start Given records

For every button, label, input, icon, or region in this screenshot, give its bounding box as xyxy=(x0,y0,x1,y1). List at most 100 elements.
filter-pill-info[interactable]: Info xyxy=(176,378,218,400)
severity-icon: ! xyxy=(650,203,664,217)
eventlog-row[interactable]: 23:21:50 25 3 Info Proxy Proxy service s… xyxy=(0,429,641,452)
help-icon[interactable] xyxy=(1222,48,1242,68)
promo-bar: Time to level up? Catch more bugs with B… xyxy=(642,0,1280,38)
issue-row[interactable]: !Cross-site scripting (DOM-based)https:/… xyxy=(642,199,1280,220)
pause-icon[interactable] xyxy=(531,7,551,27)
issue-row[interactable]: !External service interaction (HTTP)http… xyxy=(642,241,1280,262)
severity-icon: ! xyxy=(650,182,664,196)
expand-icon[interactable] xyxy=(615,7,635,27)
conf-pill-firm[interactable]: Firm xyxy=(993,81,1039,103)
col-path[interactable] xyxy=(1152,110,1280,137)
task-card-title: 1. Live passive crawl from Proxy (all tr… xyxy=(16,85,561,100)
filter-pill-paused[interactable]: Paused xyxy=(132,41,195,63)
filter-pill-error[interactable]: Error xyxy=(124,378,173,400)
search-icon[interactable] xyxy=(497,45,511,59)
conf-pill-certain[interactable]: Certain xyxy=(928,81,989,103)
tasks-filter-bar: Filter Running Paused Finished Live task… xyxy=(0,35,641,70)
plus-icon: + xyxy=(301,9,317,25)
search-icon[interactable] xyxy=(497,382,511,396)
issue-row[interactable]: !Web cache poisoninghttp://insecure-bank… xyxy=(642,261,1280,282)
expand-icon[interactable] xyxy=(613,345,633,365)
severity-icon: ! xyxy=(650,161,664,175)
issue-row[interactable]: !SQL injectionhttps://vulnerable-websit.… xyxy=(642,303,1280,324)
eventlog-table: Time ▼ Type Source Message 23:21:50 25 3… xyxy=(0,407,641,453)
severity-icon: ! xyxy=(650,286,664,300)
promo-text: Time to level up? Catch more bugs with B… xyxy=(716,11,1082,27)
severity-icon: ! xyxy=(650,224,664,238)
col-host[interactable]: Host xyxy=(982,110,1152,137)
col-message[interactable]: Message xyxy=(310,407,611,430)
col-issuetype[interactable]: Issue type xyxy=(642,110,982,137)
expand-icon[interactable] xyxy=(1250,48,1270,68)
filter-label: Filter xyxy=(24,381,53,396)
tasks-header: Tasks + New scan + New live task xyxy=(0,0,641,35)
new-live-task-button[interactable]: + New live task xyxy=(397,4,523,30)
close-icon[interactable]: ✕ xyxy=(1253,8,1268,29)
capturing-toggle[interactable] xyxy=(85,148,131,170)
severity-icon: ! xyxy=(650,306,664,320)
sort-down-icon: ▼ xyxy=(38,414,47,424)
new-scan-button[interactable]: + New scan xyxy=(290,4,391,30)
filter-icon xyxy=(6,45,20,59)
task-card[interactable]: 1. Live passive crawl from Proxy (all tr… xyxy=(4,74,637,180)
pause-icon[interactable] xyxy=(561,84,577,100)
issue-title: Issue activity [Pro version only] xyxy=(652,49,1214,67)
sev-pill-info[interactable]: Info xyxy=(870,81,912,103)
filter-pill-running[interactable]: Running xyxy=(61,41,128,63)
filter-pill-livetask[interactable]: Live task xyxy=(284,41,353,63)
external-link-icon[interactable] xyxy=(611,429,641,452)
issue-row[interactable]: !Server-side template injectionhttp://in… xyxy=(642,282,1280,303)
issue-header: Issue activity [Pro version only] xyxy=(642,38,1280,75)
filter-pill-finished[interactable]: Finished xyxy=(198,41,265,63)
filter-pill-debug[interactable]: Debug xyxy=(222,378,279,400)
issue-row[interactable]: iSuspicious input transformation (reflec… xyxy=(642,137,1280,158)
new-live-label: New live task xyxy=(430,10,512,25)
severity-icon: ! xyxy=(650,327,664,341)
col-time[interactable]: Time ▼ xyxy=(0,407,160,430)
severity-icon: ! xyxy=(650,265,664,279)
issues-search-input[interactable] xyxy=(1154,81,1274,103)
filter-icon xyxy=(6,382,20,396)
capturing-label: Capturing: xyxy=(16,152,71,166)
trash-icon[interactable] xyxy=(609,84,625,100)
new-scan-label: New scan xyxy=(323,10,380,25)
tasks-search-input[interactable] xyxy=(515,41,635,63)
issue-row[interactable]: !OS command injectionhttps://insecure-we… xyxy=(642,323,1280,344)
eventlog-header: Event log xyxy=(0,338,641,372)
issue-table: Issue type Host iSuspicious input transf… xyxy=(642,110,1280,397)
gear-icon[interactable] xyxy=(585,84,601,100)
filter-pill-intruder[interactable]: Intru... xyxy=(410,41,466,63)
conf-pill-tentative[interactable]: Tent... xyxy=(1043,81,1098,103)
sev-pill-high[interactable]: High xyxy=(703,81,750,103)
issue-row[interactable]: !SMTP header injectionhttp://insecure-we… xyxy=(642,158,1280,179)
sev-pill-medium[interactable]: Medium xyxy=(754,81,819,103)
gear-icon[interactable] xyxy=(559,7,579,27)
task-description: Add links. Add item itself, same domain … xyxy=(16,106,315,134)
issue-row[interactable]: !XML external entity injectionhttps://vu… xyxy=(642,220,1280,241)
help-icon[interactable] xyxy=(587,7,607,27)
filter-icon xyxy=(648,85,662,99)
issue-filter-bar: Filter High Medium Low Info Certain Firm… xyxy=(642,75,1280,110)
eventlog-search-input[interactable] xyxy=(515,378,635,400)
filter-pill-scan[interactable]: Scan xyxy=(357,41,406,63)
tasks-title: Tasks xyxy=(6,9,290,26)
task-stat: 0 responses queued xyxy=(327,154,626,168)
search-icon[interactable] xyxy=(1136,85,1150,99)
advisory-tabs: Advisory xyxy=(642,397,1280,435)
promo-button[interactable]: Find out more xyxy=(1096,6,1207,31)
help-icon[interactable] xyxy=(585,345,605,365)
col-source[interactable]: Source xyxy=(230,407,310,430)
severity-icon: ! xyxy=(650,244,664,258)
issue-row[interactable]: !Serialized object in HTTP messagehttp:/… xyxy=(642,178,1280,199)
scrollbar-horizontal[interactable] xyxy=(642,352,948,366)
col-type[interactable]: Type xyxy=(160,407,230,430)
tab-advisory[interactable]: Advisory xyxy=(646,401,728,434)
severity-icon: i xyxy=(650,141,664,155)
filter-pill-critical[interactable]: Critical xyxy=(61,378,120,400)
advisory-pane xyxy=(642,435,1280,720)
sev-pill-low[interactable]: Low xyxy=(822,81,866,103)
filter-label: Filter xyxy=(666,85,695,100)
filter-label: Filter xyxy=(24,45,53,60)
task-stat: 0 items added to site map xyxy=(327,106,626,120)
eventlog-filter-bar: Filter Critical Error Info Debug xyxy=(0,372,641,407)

end Given records

» **Task statement**
Reproduce all of the items above, substituting "risk-icon" for each occurrence of "severity-icon" and leaving every other character unchanged.

» **Result for this exercise**
For every button, label, input, icon, or region in this screenshot, give its bounding box as xyxy=(x0,y0,x1,y1). List at most 100 elements.
filter-pill-info[interactable]: Info xyxy=(176,378,218,400)
risk-icon: ! xyxy=(650,203,664,217)
eventlog-row[interactable]: 23:21:50 25 3 Info Proxy Proxy service s… xyxy=(0,429,641,452)
help-icon[interactable] xyxy=(1222,48,1242,68)
promo-bar: Time to level up? Catch more bugs with B… xyxy=(642,0,1280,38)
issue-row[interactable]: !Cross-site scripting (DOM-based)https:/… xyxy=(642,199,1280,220)
pause-icon[interactable] xyxy=(531,7,551,27)
issue-row[interactable]: !External service interaction (HTTP)http… xyxy=(642,241,1280,262)
risk-icon: ! xyxy=(650,182,664,196)
expand-icon[interactable] xyxy=(615,7,635,27)
conf-pill-firm[interactable]: Firm xyxy=(993,81,1039,103)
col-path[interactable] xyxy=(1152,110,1280,137)
task-card-title: 1. Live passive crawl from Proxy (all tr… xyxy=(16,85,561,100)
filter-pill-paused[interactable]: Paused xyxy=(132,41,195,63)
filter-pill-error[interactable]: Error xyxy=(124,378,173,400)
search-icon[interactable] xyxy=(497,45,511,59)
conf-pill-certain[interactable]: Certain xyxy=(928,81,989,103)
tasks-filter-bar: Filter Running Paused Finished Live task… xyxy=(0,35,641,70)
plus-icon: + xyxy=(301,9,317,25)
search-icon[interactable] xyxy=(497,382,511,396)
issue-row[interactable]: !Web cache poisoninghttp://insecure-bank… xyxy=(642,261,1280,282)
expand-icon[interactable] xyxy=(613,345,633,365)
risk-icon: ! xyxy=(650,161,664,175)
issue-row[interactable]: !SQL injectionhttps://vulnerable-websit.… xyxy=(642,303,1280,324)
eventlog-table: Time ▼ Type Source Message 23:21:50 25 3… xyxy=(0,407,641,453)
risk-icon: ! xyxy=(650,286,664,300)
promo-text: Time to level up? Catch more bugs with B… xyxy=(716,11,1082,27)
risk-icon: ! xyxy=(650,224,664,238)
col-host[interactable]: Host xyxy=(982,110,1152,137)
col-message[interactable]: Message xyxy=(310,407,611,430)
col-issuetype[interactable]: Issue type xyxy=(642,110,982,137)
expand-icon[interactable] xyxy=(1250,48,1270,68)
filter-label: Filter xyxy=(24,381,53,396)
tasks-header: Tasks + New scan + New live task xyxy=(0,0,641,35)
new-live-task-button[interactable]: + New live task xyxy=(397,4,523,30)
close-icon[interactable]: ✕ xyxy=(1253,8,1268,29)
capturing-toggle[interactable] xyxy=(85,148,131,170)
risk-icon: ! xyxy=(650,306,664,320)
sort-down-icon: ▼ xyxy=(38,414,47,424)
new-scan-button[interactable]: + New scan xyxy=(290,4,391,30)
filter-icon xyxy=(6,45,20,59)
task-card[interactable]: 1. Live passive crawl from Proxy (all tr… xyxy=(4,74,637,180)
pause-icon[interactable] xyxy=(561,84,577,100)
issue-title: Issue activity [Pro version only] xyxy=(652,49,1214,67)
sev-pill-info[interactable]: Info xyxy=(870,81,912,103)
filter-pill-running[interactable]: Running xyxy=(61,41,128,63)
filter-pill-livetask[interactable]: Live task xyxy=(284,41,353,63)
external-link-icon[interactable] xyxy=(611,429,641,452)
issue-row[interactable]: !Server-side template injectionhttp://in… xyxy=(642,282,1280,303)
issue-header: Issue activity [Pro version only] xyxy=(642,38,1280,75)
filter-pill-finished[interactable]: Finished xyxy=(198,41,265,63)
filter-pill-debug[interactable]: Debug xyxy=(222,378,279,400)
issue-row[interactable]: iSuspicious input transformation (reflec… xyxy=(642,137,1280,158)
new-live-label: New live task xyxy=(430,10,512,25)
risk-icon: ! xyxy=(650,327,664,341)
col-time[interactable]: Time ▼ xyxy=(0,407,160,430)
risk-icon: ! xyxy=(650,265,664,279)
issues-search-input[interactable] xyxy=(1154,81,1274,103)
filter-icon xyxy=(6,382,20,396)
capturing-label: Capturing: xyxy=(16,152,71,166)
trash-icon[interactable] xyxy=(609,84,625,100)
new-scan-label: New scan xyxy=(323,10,380,25)
tasks-search-input[interactable] xyxy=(515,41,635,63)
issue-row[interactable]: !OS command injectionhttps://insecure-we… xyxy=(642,323,1280,344)
eventlog-header: Event log xyxy=(0,338,641,372)
issue-table: Issue type Host iSuspicious input transf… xyxy=(642,110,1280,397)
gear-icon[interactable] xyxy=(585,84,601,100)
filter-pill-intruder[interactable]: Intru... xyxy=(410,41,466,63)
conf-pill-tentative[interactable]: Tent... xyxy=(1043,81,1098,103)
sev-pill-high[interactable]: High xyxy=(703,81,750,103)
issue-row[interactable]: !SMTP header injectionhttp://insecure-we… xyxy=(642,158,1280,179)
sev-pill-medium[interactable]: Medium xyxy=(754,81,819,103)
gear-icon[interactable] xyxy=(559,7,579,27)
task-description: Add links. Add item itself, same domain … xyxy=(16,106,315,134)
issue-row[interactable]: !XML external entity injectionhttps://vu… xyxy=(642,220,1280,241)
help-icon[interactable] xyxy=(587,7,607,27)
filter-icon xyxy=(648,85,662,99)
issue-filter-bar: Filter High Medium Low Info Certain Firm… xyxy=(642,75,1280,110)
eventlog-search-input[interactable] xyxy=(515,378,635,400)
filter-pill-scan[interactable]: Scan xyxy=(357,41,406,63)
tasks-title: Tasks xyxy=(6,9,290,26)
task-stat: 0 responses queued xyxy=(327,154,626,168)
search-icon[interactable] xyxy=(1136,85,1150,99)
advisory-tabs: Advisory xyxy=(642,397,1280,435)
promo-button[interactable]: Find out more xyxy=(1096,6,1207,31)
help-icon[interactable] xyxy=(585,345,605,365)
col-source[interactable]: Source xyxy=(230,407,310,430)
risk-icon: ! xyxy=(650,244,664,258)
issue-row[interactable]: !Serialized object in HTTP messagehttp:/… xyxy=(642,178,1280,199)
scrollbar-horizontal[interactable] xyxy=(642,352,948,366)
col-type[interactable]: Type xyxy=(160,407,230,430)
tab-advisory[interactable]: Advisory xyxy=(646,401,728,434)
risk-icon: i xyxy=(650,141,664,155)
filter-pill-critical[interactable]: Critical xyxy=(61,378,120,400)
advisory-pane xyxy=(642,435,1280,720)
sev-pill-low[interactable]: Low xyxy=(822,81,866,103)
filter-label: Filter xyxy=(666,85,695,100)
filter-label: Filter xyxy=(24,45,53,60)
task-stat: 0 items added to site map xyxy=(327,106,626,120)
eventlog-filter-bar: Filter Critical Error Info Debug xyxy=(0,372,641,407)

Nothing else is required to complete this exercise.